(TEXTO DADO):
+-------+
# valer la pena



## rob.returns

*Nota de Moderación: Se fusionaron tres hilos con el mismo tema en uno.*


Would I be correct if I say,

Es un valer de la pena?(It's worth it.)

Gracias!


----------



## araceli

Valer la pena = to be worth
Mira aquí:
http://forum.wordreference.com/showthread.php?t=43425
De nada.


----------



## murena

rob.returns said:
			
		

> Would I be correct if I say,
> 
> Es un valer de la pena?(It's worth it.)
> 
> Gracias!


 
Lo correcto es:

(Eso) vale la pena


----------



## Flaco06

yes, to be worth it is correct.


----------



## elroy

Flaco06 said:
			
		

> yes, to be worth it is correct.


 
But "es un valer de la pena" is not.

The correct expression, as was stated, is "(eso) vale la pena."


----------



## Flaco06

> But "es un valer de la pena" is not.
> 
> estoy de acuerdo.


----------



## jaykemin

So Rob if you'll say Its worth to try, it should be Vale la pena intentario.


----------



## annettehola

"Intentarlo," I believe, is better than "intentario." I'd say:"Vale la pena intentarlo." I've never heard "intentario" before in this context. I always translate "vale la pena" with "it's worth it," or "it's worth giving it a try." Or smt. similar.
Annette


----------



## Mei

annettehola said:
			
		

> "Intentarlo," I believe, is better than "intentario." I'd say:"Vale la pena intentarlo." I've never heard "intentario" before in this context. I always translate "vale la pena" with "it's worth it," or "it's worth giving it a try." Or smt. similar.
> Annette


 
intentario?   I think jaykemin wrote it wrong...

Mei


----------



## jaykemin

Ya I should have wrote Intentarlo... some kind of typographical error.


----------



## paulacolomba

hello,  I'm new in this forum and also I'm new learning English so if my English is not very good I'm sorry.I have a doubt about this phrase, I'll be very grateful if someone help me.

thank you and by.


----------



## Residente Calle 13

paulacolomba said:
			
		

> hello, I have a doubt about this phrase, I`ll be very grateful if someone help me.
> 
> by.



Hmm. Let's see.

_*Ese hombre no vale la pena.

That man is not worth it.

*_How's that?


----------



## fsabroso

Hola,

"It's worthwhile".


----------



## Bea3

Hello

What about : "Something is worthy"?

Saludos


----------



## paulacolomba

thank you fsabroso that's what I need.
by.


----------



## fsabroso

Que bueno que te sirve.

Saludos!


----------



## mtymx

se puede decir worthly?
+-------+
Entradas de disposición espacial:
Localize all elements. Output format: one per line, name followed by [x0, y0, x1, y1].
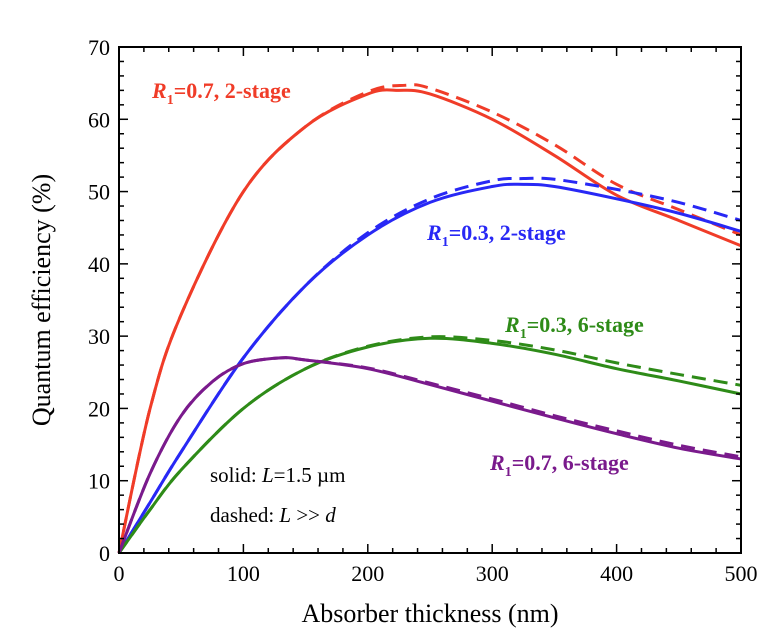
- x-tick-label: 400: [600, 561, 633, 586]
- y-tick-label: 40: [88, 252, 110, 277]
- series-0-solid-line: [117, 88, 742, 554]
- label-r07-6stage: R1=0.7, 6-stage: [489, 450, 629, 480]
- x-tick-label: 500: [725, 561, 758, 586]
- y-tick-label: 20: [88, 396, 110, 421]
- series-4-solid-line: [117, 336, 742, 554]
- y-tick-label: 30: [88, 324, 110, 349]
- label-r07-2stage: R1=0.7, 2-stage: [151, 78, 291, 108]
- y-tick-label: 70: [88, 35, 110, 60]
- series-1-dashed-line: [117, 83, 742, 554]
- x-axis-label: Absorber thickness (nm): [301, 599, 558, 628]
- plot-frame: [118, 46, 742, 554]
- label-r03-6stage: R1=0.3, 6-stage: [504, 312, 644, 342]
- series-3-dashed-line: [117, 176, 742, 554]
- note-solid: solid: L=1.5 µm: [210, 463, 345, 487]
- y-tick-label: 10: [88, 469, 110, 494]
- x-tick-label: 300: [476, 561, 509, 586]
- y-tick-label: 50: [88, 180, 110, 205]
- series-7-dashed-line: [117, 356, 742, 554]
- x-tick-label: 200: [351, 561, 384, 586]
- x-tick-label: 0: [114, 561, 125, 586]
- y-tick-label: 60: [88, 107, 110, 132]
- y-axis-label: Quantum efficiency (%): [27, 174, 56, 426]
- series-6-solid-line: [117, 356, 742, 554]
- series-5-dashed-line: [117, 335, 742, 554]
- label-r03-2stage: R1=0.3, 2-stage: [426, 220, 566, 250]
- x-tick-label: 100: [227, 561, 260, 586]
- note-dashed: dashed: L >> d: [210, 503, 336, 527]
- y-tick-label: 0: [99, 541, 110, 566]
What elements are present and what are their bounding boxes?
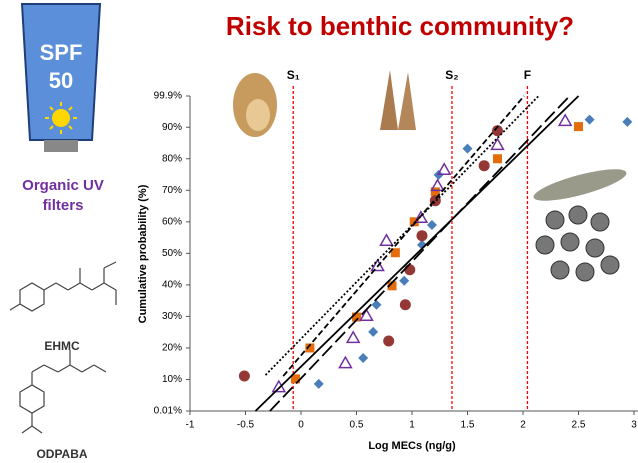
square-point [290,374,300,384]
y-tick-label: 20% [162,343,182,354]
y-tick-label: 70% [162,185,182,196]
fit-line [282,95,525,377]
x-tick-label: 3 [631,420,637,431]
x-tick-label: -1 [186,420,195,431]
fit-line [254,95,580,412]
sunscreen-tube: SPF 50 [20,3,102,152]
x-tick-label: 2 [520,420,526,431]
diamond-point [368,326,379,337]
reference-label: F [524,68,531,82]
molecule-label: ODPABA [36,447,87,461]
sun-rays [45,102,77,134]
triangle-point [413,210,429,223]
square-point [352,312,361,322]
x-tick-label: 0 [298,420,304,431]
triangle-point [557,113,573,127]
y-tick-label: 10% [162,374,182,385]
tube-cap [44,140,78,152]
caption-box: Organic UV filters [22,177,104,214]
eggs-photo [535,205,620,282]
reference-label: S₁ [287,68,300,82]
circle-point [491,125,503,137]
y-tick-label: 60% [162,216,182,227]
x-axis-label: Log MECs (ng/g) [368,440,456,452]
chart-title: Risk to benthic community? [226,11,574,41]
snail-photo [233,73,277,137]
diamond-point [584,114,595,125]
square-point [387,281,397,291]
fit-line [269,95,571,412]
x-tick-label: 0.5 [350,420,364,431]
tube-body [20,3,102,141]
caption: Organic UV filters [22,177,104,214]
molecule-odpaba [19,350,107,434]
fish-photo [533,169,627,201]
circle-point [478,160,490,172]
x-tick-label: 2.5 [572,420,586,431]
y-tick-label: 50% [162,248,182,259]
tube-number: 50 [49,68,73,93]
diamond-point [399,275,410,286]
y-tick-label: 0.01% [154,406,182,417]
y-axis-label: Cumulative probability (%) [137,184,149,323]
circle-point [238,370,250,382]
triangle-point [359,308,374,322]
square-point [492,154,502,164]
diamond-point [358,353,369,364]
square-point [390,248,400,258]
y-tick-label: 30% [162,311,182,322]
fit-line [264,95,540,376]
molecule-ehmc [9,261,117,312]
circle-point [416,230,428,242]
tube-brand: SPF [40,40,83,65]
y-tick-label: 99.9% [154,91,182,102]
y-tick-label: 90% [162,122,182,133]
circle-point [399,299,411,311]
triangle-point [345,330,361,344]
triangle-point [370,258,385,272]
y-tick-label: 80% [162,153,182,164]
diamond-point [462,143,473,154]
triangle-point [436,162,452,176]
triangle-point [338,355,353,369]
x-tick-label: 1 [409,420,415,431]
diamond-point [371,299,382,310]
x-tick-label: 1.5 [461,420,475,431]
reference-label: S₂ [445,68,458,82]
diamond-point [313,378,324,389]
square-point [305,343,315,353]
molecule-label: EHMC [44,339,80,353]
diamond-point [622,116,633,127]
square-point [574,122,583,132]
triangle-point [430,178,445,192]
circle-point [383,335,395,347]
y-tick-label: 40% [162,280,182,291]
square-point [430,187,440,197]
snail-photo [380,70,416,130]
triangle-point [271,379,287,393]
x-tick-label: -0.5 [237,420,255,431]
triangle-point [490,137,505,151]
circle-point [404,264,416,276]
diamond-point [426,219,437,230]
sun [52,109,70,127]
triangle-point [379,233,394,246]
+-------+
(LA CONSIGNA):
Responde estas preguntas sobre el hilo acerca de «valer la pena»:
1. ¿Qué forma da murena como la correcta?
2. ¿Qué palabra considera annettehola mejor que «intentario»?
3. ¿Qué expresión en inglés propone fsabroso?

(RESULTADO DE LA TAREA):
1. «(Eso) vale la pena».
2. «Intentarlo».
3. «It's worthwhile».